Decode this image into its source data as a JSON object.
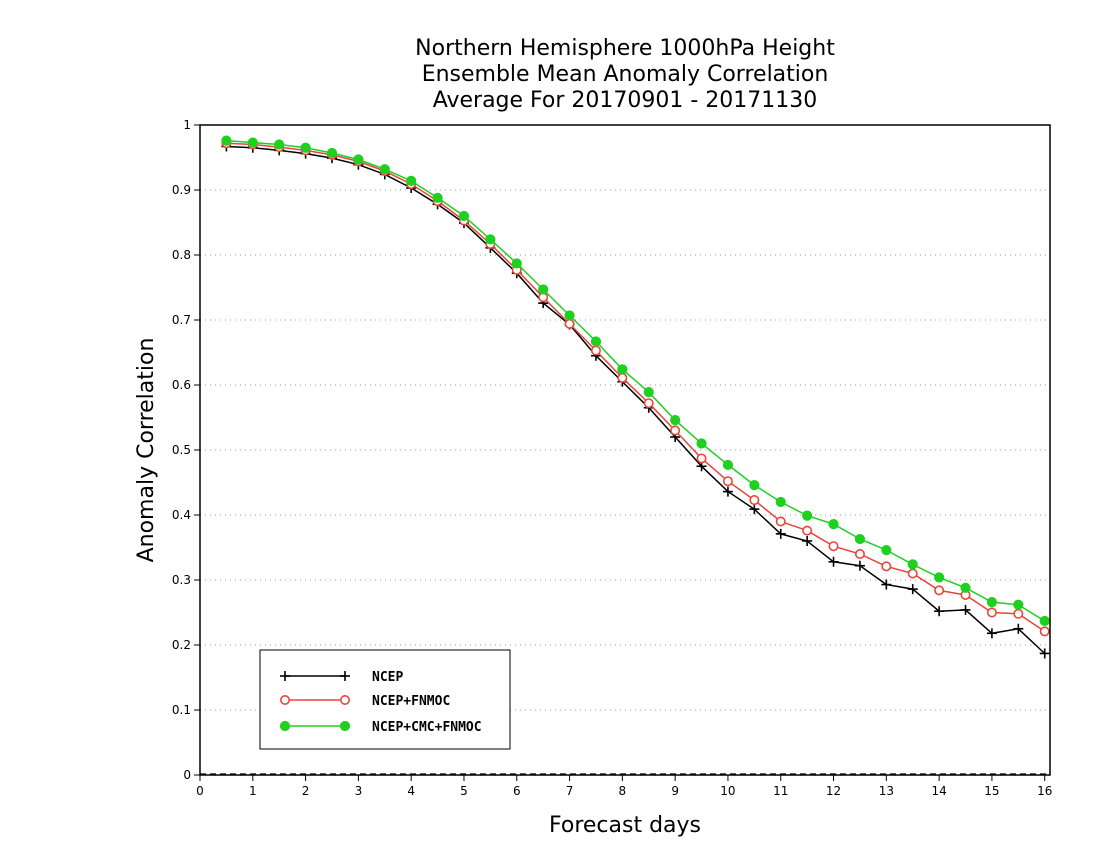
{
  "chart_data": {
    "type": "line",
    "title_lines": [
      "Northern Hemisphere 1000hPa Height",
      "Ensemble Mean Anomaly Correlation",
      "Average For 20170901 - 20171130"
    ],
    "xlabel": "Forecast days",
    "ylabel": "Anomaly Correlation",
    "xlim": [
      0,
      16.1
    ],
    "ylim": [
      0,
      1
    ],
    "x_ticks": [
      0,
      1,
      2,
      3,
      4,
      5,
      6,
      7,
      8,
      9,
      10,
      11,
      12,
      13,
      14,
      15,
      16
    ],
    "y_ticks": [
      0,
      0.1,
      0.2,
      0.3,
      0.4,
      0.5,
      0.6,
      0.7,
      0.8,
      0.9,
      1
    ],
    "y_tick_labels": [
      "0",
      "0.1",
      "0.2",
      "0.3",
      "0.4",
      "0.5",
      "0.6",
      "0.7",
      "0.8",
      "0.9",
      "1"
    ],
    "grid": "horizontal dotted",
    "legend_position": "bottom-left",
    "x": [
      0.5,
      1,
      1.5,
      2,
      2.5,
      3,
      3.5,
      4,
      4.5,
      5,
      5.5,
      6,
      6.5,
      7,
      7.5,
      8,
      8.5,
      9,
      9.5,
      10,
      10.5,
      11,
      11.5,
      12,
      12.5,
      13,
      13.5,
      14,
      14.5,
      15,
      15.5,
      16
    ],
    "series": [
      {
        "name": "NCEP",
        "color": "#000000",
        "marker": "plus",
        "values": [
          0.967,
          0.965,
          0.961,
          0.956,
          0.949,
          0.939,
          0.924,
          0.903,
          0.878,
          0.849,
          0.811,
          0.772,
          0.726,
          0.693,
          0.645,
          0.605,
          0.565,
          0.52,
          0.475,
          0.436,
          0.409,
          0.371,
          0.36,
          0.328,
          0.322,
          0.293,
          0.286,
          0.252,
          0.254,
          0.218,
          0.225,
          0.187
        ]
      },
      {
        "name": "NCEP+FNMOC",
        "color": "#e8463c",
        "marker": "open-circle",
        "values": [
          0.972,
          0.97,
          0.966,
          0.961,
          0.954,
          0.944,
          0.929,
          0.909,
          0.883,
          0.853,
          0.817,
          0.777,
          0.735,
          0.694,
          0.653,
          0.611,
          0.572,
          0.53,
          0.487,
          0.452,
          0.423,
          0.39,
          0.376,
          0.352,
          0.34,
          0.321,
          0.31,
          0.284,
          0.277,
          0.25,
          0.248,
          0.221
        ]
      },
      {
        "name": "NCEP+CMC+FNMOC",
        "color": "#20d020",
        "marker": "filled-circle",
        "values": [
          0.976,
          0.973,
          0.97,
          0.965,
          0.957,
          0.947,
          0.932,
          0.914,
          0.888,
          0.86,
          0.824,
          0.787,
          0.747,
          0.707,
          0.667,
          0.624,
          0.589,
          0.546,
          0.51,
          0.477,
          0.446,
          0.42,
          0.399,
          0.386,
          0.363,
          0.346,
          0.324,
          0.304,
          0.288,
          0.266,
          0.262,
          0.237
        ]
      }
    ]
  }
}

============

= WRITTEN PROBLEM =
Return the listing above unchanged, apart from dropping its pictures.

= OUTPUT FOR THIS EXERCISE =
Decode this image into its source data as a JSON object.
{
  "chart_data": {
    "type": "line",
    "title_lines": [
      "Northern Hemisphere 1000hPa Height",
      "Ensemble Mean Anomaly Correlation",
      "Average For 20170901 - 20171130"
    ],
    "xlabel": "Forecast days",
    "ylabel": "Anomaly Correlation",
    "xlim": [
      0,
      16.1
    ],
    "ylim": [
      0,
      1
    ],
    "x_ticks": [
      0,
      1,
      2,
      3,
      4,
      5,
      6,
      7,
      8,
      9,
      10,
      11,
      12,
      13,
      14,
      15,
      16
    ],
    "y_ticks": [
      0,
      0.1,
      0.2,
      0.3,
      0.4,
      0.5,
      0.6,
      0.7,
      0.8,
      0.9,
      1
    ],
    "y_tick_labels": [
      "0",
      "0.1",
      "0.2",
      "0.3",
      "0.4",
      "0.5",
      "0.6",
      "0.7",
      "0.8",
      "0.9",
      "1"
    ],
    "grid": "horizontal dotted",
    "legend_position": "bottom-left",
    "x": [
      0.5,
      1,
      1.5,
      2,
      2.5,
      3,
      3.5,
      4,
      4.5,
      5,
      5.5,
      6,
      6.5,
      7,
      7.5,
      8,
      8.5,
      9,
      9.5,
      10,
      10.5,
      11,
      11.5,
      12,
      12.5,
      13,
      13.5,
      14,
      14.5,
      15,
      15.5,
      16
    ],
    "series": [
      {
        "name": "NCEP",
        "color": "#000000",
        "marker": "plus",
        "values": [
          0.967,
          0.965,
          0.961,
          0.956,
          0.949,
          0.939,
          0.924,
          0.903,
          0.878,
          0.849,
          0.811,
          0.772,
          0.726,
          0.693,
          0.645,
          0.605,
          0.565,
          0.52,
          0.475,
          0.436,
          0.409,
          0.371,
          0.36,
          0.328,
          0.322,
          0.293,
          0.286,
          0.252,
          0.254,
          0.218,
          0.225,
          0.187
        ]
      },
      {
        "name": "NCEP+FNMOC",
        "color": "#e8463c",
        "marker": "open-circle",
        "values": [
          0.972,
          0.97,
          0.966,
          0.961,
          0.954,
          0.944,
          0.929,
          0.909,
          0.883,
          0.853,
          0.817,
          0.777,
          0.735,
          0.694,
          0.653,
          0.611,
          0.572,
          0.53,
          0.487,
          0.452,
          0.423,
          0.39,
          0.376,
          0.352,
          0.34,
          0.321,
          0.31,
          0.284,
          0.277,
          0.25,
          0.248,
          0.221
        ]
      },
      {
        "name": "NCEP+CMC+FNMOC",
        "color": "#20d020",
        "marker": "filled-circle",
        "values": [
          0.976,
          0.973,
          0.97,
          0.965,
          0.957,
          0.947,
          0.932,
          0.914,
          0.888,
          0.86,
          0.824,
          0.787,
          0.747,
          0.707,
          0.667,
          0.624,
          0.589,
          0.546,
          0.51,
          0.477,
          0.446,
          0.42,
          0.399,
          0.386,
          0.363,
          0.346,
          0.324,
          0.304,
          0.288,
          0.266,
          0.262,
          0.237
        ]
      }
    ]
  }
}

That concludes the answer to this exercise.